◆ RECORDS PROVIDED:
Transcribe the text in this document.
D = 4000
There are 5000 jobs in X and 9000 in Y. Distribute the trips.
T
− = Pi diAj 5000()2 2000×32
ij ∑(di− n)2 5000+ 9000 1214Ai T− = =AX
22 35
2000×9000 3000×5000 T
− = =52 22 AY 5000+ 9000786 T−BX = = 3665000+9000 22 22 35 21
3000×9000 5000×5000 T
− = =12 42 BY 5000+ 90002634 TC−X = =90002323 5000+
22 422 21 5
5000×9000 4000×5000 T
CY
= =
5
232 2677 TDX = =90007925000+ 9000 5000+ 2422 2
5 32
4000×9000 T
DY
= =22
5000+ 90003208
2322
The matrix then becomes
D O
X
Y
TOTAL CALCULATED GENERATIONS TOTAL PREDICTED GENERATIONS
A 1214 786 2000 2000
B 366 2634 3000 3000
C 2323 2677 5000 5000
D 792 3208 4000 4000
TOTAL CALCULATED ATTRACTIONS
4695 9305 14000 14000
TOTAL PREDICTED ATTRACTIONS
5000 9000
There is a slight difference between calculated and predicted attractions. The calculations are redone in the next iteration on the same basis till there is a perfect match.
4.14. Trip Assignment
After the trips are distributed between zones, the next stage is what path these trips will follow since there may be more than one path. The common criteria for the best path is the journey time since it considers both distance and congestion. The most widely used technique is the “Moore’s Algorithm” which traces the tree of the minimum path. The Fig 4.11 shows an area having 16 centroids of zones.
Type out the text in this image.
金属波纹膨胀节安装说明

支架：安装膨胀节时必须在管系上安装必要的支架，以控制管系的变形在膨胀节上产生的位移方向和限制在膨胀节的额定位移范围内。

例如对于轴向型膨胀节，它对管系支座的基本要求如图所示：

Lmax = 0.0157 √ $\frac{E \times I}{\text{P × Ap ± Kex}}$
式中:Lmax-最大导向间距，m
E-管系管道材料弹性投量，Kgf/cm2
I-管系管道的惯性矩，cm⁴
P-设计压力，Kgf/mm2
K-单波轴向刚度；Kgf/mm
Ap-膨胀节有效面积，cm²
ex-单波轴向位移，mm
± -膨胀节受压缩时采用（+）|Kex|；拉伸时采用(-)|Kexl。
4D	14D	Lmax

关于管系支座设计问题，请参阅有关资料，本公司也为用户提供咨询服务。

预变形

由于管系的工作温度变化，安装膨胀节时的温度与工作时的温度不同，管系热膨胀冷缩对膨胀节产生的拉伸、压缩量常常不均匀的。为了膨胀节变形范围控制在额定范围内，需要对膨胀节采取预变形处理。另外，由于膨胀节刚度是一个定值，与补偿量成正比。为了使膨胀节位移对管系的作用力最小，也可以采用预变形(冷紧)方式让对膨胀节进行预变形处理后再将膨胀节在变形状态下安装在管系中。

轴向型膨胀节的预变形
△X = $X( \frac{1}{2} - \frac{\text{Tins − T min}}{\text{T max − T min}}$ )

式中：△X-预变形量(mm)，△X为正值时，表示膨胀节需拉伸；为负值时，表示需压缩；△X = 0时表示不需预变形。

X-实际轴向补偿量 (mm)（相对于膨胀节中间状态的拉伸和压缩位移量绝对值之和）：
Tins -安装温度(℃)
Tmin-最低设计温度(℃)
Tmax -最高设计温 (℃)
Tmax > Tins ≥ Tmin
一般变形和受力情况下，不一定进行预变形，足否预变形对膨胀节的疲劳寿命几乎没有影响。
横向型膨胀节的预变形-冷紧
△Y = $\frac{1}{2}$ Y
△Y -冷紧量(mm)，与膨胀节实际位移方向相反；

◆ SET TASK: Scan the data above; copy every line where "Lmax" appears.

◆ REPLY:
Lmax = 0.0157 √ $\frac{E \times I}{\text{P × Ap ± Kex}}$
式中:Lmax-最大导向间距，m
4D	14D	Lmax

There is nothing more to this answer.